Identify each line holding the string "شمسی" and copy it.

[Recorded information start]

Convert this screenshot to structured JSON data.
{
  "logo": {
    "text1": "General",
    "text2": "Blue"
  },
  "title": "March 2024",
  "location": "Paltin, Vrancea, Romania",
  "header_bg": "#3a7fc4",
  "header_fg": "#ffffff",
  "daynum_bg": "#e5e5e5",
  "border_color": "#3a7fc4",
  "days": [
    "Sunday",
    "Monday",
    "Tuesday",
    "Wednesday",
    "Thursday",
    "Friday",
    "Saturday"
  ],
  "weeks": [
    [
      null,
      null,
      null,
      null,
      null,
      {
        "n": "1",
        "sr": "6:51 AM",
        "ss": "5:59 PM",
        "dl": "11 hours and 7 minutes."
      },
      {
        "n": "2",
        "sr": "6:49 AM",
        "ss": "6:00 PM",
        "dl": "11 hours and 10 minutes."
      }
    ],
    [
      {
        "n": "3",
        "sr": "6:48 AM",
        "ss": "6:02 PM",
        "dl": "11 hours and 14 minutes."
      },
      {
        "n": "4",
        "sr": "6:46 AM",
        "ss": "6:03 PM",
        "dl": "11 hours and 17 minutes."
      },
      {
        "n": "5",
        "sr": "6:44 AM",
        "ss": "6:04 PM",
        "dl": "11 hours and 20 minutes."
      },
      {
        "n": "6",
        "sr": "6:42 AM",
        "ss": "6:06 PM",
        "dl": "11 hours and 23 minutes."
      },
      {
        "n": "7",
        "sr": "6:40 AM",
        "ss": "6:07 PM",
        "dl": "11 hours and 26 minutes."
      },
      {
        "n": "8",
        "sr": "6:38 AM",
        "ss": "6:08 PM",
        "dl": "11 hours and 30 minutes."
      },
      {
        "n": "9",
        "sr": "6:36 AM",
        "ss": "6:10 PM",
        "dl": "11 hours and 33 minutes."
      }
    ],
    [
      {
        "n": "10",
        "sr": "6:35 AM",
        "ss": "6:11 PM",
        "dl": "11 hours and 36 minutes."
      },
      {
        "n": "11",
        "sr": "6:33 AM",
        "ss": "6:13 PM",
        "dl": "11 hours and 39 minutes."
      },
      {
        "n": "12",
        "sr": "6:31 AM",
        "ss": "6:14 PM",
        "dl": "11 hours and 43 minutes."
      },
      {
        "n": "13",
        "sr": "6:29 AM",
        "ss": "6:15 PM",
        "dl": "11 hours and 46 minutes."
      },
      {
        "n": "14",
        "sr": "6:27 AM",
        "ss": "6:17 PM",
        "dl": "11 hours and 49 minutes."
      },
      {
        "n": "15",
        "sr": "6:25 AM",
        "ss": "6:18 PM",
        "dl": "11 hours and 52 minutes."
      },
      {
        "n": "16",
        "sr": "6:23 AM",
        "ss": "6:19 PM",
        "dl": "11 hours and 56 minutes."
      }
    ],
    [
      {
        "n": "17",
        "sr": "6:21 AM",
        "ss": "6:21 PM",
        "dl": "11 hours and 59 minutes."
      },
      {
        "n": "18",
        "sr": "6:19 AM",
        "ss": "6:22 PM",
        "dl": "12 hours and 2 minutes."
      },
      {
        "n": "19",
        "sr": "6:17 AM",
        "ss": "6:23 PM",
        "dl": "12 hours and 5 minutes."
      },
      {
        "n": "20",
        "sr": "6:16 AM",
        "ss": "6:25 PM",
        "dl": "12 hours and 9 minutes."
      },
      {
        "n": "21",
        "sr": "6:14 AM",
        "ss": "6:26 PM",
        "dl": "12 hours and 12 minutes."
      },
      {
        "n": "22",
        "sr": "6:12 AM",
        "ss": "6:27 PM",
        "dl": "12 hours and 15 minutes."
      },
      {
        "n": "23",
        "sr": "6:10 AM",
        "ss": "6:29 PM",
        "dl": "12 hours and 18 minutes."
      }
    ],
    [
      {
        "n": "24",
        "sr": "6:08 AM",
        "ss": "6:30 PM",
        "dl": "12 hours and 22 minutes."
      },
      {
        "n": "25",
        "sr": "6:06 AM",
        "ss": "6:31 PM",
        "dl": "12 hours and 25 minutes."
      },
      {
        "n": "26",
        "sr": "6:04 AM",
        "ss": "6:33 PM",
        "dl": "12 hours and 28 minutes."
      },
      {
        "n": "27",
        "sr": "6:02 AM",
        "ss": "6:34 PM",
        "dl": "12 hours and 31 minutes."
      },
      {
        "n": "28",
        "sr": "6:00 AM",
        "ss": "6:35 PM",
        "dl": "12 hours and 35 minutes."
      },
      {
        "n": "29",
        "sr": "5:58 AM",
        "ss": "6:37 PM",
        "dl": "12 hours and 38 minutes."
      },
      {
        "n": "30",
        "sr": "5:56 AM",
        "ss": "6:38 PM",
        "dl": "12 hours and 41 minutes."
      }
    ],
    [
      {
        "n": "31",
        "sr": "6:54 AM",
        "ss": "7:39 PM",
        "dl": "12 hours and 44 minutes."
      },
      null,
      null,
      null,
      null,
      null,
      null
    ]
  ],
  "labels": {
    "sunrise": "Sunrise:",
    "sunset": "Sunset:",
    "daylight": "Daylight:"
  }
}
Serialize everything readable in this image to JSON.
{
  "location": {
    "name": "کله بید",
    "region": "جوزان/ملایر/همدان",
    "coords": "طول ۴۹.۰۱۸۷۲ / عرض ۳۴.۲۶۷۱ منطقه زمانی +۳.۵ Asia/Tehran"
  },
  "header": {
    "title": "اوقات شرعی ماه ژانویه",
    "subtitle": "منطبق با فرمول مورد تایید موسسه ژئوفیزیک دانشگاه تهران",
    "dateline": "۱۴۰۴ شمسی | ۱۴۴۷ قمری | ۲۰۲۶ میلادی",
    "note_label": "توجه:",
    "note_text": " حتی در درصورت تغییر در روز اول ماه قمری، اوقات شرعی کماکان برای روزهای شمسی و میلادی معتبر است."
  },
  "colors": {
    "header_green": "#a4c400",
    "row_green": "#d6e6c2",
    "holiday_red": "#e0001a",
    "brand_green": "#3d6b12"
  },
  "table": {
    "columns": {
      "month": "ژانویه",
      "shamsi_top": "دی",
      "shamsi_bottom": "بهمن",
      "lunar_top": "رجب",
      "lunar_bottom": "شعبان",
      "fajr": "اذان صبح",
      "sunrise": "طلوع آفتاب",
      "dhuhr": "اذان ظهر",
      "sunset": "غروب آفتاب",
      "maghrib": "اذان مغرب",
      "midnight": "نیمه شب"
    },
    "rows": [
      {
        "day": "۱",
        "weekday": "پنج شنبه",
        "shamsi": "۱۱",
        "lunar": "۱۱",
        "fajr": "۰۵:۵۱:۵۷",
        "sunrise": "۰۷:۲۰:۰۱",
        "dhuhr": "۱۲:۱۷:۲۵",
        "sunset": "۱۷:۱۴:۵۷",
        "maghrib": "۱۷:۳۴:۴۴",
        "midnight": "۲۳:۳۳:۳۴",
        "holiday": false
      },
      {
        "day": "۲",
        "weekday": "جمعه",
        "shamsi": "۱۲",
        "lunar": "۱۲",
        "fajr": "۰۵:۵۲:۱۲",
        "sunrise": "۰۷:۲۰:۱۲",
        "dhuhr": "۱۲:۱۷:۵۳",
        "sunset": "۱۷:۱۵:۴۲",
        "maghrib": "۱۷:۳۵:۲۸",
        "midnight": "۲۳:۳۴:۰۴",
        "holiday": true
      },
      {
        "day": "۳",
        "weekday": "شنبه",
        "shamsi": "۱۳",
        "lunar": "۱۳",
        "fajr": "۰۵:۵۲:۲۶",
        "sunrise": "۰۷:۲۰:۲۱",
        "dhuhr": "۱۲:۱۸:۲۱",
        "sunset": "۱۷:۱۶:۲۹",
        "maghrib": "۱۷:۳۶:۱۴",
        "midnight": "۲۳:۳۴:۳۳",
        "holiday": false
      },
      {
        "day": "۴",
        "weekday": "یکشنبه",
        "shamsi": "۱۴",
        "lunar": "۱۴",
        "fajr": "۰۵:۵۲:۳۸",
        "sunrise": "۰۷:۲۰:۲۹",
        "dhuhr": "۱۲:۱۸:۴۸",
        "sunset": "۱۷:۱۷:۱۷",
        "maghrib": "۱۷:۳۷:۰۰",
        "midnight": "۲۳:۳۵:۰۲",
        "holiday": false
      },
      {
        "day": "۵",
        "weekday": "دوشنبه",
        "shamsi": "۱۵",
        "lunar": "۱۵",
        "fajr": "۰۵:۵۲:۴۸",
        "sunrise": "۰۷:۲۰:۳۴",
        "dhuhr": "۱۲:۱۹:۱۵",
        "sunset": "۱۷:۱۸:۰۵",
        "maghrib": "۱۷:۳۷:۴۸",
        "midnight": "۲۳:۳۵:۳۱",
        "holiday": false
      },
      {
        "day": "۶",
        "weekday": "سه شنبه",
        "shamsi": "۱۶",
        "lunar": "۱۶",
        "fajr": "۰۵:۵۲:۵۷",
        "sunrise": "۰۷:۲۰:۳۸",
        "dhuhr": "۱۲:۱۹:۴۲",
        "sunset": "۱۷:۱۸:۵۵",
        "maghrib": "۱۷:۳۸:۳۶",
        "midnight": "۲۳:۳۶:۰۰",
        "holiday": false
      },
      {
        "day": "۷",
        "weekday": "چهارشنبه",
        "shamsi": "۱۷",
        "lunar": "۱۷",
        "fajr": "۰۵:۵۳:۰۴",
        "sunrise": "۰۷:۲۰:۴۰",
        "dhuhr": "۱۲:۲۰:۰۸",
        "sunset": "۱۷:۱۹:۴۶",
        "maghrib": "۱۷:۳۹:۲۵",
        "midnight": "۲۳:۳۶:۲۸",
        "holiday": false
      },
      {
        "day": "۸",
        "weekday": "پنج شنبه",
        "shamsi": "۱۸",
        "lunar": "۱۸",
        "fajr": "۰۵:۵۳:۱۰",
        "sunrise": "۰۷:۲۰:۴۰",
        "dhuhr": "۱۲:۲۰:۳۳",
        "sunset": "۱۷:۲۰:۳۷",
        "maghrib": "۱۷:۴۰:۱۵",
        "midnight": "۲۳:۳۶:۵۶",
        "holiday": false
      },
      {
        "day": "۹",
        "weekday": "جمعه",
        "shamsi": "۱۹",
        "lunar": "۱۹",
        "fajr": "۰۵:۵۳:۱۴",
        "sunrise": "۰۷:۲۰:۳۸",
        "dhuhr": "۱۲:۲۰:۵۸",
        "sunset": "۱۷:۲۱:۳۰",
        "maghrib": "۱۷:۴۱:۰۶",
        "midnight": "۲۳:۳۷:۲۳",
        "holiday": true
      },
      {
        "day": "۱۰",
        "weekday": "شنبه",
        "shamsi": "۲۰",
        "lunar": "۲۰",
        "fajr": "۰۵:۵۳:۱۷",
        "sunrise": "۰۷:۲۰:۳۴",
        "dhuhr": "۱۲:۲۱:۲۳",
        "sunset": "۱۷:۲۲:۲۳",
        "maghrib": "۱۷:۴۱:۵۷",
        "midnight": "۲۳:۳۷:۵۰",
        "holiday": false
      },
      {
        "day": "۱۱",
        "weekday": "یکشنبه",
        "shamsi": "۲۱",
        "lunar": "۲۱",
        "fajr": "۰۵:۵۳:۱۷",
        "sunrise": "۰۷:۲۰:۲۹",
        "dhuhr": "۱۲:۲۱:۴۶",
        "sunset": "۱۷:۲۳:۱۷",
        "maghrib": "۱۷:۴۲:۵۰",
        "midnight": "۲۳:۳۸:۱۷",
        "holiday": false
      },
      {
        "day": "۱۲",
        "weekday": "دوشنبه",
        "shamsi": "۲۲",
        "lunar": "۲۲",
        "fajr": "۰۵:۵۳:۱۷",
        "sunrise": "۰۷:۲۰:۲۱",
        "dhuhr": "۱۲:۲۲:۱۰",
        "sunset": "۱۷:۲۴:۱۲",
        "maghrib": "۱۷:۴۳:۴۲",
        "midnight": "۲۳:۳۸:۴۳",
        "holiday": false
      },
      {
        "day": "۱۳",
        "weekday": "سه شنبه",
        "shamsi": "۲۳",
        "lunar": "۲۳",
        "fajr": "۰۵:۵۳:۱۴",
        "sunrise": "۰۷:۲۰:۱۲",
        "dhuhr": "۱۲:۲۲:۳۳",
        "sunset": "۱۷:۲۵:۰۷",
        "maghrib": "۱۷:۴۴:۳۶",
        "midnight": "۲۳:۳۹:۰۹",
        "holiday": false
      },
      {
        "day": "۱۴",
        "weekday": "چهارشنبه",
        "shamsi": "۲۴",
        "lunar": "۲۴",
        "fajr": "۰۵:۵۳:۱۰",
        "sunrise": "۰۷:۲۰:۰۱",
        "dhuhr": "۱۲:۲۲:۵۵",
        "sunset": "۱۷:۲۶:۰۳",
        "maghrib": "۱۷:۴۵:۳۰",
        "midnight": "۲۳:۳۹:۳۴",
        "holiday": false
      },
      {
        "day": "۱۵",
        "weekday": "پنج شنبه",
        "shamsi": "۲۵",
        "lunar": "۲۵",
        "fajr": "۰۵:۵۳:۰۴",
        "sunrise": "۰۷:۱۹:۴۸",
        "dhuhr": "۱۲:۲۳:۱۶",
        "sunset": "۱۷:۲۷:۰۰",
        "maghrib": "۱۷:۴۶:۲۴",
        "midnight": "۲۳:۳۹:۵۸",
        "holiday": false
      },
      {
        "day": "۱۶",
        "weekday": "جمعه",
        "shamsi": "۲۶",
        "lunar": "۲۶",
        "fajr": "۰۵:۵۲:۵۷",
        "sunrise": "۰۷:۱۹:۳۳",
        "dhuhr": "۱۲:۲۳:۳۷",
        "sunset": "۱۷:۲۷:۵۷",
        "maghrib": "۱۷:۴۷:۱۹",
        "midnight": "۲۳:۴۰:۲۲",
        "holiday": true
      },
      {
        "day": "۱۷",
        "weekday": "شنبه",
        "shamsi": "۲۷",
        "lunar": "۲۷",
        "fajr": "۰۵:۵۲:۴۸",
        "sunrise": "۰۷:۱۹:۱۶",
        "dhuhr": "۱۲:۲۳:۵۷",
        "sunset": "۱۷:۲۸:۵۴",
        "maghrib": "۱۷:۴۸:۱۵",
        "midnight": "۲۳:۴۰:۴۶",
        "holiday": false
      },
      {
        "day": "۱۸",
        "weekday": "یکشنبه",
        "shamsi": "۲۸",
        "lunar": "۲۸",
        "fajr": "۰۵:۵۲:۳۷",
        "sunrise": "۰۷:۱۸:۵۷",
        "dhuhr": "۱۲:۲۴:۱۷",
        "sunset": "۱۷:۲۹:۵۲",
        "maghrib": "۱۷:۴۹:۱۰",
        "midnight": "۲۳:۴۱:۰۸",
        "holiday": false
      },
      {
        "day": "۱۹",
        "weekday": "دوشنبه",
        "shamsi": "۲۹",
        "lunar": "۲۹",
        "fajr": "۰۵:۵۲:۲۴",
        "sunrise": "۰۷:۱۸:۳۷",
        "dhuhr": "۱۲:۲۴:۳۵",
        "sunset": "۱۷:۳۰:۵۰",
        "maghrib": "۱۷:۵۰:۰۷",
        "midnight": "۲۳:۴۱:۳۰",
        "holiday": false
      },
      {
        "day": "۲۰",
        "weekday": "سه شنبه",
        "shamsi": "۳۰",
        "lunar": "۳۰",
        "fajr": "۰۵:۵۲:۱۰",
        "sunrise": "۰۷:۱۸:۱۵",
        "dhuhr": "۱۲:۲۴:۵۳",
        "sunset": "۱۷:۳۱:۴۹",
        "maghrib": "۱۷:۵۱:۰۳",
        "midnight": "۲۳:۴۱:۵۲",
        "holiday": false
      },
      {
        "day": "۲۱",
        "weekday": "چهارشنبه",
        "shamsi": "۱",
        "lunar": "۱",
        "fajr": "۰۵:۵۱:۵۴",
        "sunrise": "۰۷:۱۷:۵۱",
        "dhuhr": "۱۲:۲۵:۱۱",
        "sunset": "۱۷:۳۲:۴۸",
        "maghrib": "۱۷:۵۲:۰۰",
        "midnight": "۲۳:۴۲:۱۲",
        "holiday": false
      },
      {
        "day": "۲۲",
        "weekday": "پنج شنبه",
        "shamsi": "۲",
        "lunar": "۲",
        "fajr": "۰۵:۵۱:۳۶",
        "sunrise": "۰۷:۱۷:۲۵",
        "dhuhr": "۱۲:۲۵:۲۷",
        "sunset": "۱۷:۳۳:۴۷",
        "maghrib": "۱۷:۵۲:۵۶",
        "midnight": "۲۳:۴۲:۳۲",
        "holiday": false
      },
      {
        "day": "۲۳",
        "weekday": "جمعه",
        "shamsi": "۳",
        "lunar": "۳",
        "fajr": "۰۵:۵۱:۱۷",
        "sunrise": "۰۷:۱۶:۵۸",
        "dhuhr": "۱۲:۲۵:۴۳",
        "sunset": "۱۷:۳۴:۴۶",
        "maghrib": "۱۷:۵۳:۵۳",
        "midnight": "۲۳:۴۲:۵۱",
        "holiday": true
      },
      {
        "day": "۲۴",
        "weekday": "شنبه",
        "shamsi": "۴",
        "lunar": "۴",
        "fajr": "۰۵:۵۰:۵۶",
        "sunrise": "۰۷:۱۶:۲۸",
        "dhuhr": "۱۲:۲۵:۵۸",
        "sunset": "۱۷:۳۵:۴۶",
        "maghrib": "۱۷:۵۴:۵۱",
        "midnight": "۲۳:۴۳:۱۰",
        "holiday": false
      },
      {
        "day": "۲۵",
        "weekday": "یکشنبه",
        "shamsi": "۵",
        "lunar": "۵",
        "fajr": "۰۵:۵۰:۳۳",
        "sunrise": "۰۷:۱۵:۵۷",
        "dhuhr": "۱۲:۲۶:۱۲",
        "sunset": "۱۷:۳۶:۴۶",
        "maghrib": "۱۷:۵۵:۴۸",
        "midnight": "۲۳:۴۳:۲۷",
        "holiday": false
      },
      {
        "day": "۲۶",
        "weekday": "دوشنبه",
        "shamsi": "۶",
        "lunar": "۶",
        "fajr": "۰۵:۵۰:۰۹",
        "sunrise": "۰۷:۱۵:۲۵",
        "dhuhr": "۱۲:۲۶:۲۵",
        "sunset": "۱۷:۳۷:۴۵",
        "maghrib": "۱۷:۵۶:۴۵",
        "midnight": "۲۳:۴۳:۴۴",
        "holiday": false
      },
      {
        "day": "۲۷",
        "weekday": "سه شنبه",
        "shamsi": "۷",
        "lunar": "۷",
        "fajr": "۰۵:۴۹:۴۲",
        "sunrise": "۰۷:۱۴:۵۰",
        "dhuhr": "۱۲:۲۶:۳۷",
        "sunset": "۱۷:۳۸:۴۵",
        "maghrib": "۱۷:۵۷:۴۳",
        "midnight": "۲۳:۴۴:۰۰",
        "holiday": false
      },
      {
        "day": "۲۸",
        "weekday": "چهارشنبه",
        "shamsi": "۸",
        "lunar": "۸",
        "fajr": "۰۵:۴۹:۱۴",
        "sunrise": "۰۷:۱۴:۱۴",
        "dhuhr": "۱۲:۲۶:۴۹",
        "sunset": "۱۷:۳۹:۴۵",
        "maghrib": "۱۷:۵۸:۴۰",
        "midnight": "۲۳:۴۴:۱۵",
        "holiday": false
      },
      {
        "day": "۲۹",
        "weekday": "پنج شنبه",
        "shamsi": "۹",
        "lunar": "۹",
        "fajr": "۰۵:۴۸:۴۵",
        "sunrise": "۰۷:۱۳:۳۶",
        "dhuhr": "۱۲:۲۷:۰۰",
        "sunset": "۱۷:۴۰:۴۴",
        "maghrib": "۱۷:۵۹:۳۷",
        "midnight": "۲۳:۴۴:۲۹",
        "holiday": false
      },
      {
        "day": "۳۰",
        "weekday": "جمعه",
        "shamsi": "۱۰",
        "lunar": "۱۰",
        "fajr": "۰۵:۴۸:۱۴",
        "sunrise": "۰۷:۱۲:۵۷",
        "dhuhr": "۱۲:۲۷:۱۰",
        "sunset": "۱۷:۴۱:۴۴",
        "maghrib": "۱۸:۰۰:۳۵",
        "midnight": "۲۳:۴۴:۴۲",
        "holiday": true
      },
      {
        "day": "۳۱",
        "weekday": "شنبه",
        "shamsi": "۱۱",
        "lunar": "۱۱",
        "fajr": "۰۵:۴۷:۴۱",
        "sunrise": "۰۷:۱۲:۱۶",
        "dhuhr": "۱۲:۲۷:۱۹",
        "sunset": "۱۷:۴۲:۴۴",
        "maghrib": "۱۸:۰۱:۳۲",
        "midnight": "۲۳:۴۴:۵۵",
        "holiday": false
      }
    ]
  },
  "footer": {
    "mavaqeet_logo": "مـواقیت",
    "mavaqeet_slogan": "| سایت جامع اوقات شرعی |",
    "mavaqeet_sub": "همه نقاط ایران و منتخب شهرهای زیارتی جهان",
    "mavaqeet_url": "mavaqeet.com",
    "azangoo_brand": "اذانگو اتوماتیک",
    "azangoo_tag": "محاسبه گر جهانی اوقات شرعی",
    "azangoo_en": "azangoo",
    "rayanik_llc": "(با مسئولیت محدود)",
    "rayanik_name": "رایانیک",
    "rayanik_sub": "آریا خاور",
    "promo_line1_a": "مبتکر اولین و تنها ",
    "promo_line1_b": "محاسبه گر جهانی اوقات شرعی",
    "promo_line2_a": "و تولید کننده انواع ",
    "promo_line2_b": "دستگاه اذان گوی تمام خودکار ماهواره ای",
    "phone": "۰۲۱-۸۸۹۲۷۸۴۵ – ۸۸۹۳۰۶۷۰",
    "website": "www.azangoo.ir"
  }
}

[Recorded information end]

# Response
    "dateline": "۱۴۰۴ شمسی | ۱۴۴۷ قمری | ۲۰۲۶ میلادی",
    "note_text": " حتی در درصورت تغییر در روز اول ماه قمری، اوقات شرعی کماکان برای روزهای شمسی و میلادی معتبر است."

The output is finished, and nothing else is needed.